* INSTRUCTION *
Determine how many lines contain the string "autres", then reply with that figure only.

Dataset items
━━━━━━━━

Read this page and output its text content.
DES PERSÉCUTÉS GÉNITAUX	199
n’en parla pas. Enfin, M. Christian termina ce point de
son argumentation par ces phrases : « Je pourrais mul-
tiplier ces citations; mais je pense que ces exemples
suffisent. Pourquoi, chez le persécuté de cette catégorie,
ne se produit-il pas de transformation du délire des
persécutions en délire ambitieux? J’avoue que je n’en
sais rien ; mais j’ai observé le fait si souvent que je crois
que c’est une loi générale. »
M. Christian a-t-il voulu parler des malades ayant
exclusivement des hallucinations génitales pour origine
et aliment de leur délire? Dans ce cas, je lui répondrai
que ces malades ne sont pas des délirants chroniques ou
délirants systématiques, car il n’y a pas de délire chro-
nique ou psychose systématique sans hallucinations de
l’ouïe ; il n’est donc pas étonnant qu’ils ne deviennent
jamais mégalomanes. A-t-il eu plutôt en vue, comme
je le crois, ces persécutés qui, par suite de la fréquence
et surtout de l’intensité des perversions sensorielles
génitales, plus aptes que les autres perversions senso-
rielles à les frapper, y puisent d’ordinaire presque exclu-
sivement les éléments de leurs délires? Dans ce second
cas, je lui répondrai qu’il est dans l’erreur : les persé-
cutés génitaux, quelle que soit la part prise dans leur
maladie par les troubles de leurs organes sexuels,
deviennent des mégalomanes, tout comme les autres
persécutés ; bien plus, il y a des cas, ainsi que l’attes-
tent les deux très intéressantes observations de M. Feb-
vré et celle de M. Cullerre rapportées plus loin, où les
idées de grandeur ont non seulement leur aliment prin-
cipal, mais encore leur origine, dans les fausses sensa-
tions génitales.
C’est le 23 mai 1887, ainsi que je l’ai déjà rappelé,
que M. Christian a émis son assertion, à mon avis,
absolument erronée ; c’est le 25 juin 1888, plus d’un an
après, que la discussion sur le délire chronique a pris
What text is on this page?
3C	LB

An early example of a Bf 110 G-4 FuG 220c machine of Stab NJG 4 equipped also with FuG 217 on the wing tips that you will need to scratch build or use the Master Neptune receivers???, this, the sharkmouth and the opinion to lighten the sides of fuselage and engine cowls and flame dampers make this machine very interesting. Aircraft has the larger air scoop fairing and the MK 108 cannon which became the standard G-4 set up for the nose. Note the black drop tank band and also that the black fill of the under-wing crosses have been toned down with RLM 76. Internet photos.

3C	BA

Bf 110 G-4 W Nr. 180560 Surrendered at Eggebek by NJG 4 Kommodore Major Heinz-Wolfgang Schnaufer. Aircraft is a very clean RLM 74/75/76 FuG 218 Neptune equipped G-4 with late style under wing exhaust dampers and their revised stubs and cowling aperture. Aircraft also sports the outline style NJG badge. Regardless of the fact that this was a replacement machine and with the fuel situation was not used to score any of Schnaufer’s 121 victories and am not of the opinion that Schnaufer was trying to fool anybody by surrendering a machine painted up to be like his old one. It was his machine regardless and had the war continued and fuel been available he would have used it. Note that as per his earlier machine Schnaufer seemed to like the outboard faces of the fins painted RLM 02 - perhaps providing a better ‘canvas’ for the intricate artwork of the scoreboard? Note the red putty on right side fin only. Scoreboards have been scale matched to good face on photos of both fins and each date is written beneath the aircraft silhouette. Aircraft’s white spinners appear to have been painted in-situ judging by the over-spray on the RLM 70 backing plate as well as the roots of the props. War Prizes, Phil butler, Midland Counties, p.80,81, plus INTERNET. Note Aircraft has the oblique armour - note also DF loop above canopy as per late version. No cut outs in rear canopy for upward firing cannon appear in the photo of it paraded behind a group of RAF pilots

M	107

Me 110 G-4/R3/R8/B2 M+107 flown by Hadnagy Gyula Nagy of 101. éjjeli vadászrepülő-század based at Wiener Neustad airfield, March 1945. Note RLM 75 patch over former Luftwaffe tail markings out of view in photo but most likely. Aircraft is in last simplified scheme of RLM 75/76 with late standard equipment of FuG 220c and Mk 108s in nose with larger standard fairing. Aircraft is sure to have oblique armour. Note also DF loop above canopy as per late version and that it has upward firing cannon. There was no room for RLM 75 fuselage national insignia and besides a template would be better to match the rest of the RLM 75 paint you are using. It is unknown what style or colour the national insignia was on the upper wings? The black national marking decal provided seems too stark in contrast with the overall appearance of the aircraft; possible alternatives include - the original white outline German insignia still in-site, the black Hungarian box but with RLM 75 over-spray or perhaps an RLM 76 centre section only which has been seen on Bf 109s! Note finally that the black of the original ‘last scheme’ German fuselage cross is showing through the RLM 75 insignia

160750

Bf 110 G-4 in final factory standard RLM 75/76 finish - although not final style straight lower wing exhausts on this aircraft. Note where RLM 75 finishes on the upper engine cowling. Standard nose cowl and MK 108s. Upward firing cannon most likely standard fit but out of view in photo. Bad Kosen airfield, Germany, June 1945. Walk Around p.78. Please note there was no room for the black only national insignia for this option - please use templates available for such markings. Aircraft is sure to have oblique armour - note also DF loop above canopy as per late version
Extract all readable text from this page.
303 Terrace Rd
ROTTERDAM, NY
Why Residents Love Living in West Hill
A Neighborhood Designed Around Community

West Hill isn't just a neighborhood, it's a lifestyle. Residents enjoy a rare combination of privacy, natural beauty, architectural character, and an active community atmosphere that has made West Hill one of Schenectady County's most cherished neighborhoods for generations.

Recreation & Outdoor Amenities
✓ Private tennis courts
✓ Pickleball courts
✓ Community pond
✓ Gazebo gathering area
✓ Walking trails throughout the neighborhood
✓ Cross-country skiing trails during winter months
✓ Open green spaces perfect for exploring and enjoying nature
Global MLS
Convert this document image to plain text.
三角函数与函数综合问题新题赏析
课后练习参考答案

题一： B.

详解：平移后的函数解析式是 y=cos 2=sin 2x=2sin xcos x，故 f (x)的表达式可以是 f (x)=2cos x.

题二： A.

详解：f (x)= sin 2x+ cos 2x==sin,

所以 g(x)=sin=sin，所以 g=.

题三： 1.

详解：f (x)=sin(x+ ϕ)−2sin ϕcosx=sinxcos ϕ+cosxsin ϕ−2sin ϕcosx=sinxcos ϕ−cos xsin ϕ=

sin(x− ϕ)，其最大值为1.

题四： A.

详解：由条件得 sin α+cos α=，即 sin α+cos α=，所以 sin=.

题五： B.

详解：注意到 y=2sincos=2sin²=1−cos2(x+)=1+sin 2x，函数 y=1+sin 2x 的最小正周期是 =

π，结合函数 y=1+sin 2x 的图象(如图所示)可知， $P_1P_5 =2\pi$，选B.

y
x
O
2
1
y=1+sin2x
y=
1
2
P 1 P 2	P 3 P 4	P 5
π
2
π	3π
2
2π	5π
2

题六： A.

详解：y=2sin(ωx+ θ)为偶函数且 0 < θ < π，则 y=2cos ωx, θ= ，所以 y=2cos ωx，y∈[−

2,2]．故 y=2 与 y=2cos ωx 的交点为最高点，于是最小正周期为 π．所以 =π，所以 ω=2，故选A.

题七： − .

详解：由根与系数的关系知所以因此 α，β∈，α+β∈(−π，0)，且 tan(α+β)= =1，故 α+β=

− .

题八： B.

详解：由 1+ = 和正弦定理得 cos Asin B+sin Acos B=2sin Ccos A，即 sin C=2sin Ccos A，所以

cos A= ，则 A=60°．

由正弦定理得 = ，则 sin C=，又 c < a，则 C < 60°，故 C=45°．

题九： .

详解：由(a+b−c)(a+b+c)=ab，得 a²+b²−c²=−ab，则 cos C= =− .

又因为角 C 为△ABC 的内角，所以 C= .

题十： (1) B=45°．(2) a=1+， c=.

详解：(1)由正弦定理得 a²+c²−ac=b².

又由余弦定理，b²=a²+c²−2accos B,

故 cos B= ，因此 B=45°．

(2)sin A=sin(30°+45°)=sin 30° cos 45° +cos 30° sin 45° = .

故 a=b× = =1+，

━━━━━━━━

* RESPONSE BELOW *
2